And then the really exciting part of it for us is that we built it from the ground up to be amenable to reasoning. What that means is that you can say that the inquest must follow the murder by eight days and that you can also apply the concept constraint that the inquest must follow the murder, so that if in some later stage of you know tiredness, you try and move the inquest up before the murder it will warn you. Do you really want to do this?
Joanna Penn: That’s amazing.
Vikram Chandra: Right now the intelligent part of it is mainly confined to two events, but we're going to extend it further in a future version. If you say Pamela marries Tom the system will be able to work out that now John is Pamela’s brother-in-law.
It will be able to show you relationships and then reason along these branches of deductions. So it's very very ambitious. But I shouldn't make it sound complex. That's been my worry right from the start is that I don't want to struggle with a tool while I'm trying to concentrate on the story and the language.
We've spent a lot of effort in trying to make it supple and easy to use and immediately make sense, without putting an additional burden on the part of the writer as she tries to write her story.
Joanna Penn: One question because I'm always doing this: if I write that my character has blue eyes will it warn me if I try and make them have brown eyes at another point?
Vikram Chandra: Yes. That's not quite yet, but that's something that we really thinking about hard and we are going to implement it shortly.
Joanna Penn: That's great. Because that always happens or I've got a character with a scar on the left arm and then later on it ends up being on the right arm.
Vikram Chandra: Indeed. Tolstoy did it to Anna Karenina if I'm remembering correctly.
Joanna Penn: There we go. All the greats do it.

The data>
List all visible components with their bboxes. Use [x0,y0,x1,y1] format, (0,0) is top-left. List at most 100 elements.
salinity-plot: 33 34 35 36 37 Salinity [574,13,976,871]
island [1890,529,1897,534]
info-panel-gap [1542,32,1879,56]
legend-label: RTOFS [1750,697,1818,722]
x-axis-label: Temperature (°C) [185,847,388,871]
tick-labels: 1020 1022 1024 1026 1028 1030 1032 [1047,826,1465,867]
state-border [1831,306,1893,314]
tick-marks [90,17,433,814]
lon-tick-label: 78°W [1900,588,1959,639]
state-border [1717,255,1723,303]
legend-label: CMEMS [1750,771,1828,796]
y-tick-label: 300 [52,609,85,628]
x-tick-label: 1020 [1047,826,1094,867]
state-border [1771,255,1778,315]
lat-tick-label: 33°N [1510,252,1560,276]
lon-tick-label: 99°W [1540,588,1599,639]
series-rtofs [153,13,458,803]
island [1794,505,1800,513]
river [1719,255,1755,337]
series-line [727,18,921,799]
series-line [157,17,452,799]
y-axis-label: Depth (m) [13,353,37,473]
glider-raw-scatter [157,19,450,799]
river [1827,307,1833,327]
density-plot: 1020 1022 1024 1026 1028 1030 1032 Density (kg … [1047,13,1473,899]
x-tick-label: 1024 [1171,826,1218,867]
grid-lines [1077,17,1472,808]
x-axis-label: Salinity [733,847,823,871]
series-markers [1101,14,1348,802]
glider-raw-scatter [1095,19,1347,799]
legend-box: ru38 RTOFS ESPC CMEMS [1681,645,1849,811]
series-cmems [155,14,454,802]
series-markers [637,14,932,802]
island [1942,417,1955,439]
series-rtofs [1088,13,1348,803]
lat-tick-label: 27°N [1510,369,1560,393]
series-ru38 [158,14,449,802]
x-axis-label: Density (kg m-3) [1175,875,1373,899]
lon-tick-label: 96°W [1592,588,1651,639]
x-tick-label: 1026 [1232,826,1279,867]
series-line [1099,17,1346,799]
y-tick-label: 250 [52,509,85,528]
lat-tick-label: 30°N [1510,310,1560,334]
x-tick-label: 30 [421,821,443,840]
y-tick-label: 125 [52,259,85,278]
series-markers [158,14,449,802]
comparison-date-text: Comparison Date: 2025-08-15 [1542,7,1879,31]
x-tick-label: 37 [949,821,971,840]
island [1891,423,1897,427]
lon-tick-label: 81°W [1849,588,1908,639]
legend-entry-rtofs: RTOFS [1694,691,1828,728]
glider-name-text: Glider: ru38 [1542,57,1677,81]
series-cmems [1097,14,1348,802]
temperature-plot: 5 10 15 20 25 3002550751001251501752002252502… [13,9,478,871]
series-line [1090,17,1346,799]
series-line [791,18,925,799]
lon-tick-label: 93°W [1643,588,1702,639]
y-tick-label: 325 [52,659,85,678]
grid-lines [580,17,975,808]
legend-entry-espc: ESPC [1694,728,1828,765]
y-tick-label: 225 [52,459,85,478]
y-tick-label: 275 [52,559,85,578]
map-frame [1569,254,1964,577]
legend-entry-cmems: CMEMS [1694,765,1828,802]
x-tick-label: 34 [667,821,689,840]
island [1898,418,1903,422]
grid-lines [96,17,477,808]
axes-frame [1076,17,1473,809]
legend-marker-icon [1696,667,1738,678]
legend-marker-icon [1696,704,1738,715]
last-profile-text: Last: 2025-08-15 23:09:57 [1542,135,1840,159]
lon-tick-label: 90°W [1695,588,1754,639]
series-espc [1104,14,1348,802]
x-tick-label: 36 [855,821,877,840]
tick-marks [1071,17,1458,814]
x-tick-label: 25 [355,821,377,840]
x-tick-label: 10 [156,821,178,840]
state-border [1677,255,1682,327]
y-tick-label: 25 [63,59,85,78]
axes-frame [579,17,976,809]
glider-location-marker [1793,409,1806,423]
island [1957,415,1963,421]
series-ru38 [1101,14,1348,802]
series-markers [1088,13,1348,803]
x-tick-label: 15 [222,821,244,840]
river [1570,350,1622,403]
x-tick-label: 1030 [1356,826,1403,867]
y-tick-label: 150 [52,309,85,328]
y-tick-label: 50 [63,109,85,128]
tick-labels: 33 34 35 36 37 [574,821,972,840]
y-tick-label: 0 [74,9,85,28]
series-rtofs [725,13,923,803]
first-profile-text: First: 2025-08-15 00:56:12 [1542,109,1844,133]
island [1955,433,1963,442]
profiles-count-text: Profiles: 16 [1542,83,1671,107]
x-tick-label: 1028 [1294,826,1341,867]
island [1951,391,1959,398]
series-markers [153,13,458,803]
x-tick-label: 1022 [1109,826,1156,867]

Task directions>
Copy the interview word for word, starting with "We've spent a" and going on through "write her story.". Rely only on the interview, not on the listing.

Task solution>
We've spent a lot of effort in trying to make it supple and easy to use and immediately make sense, without putting an additional burden on the part of the writer as she tries to write her story.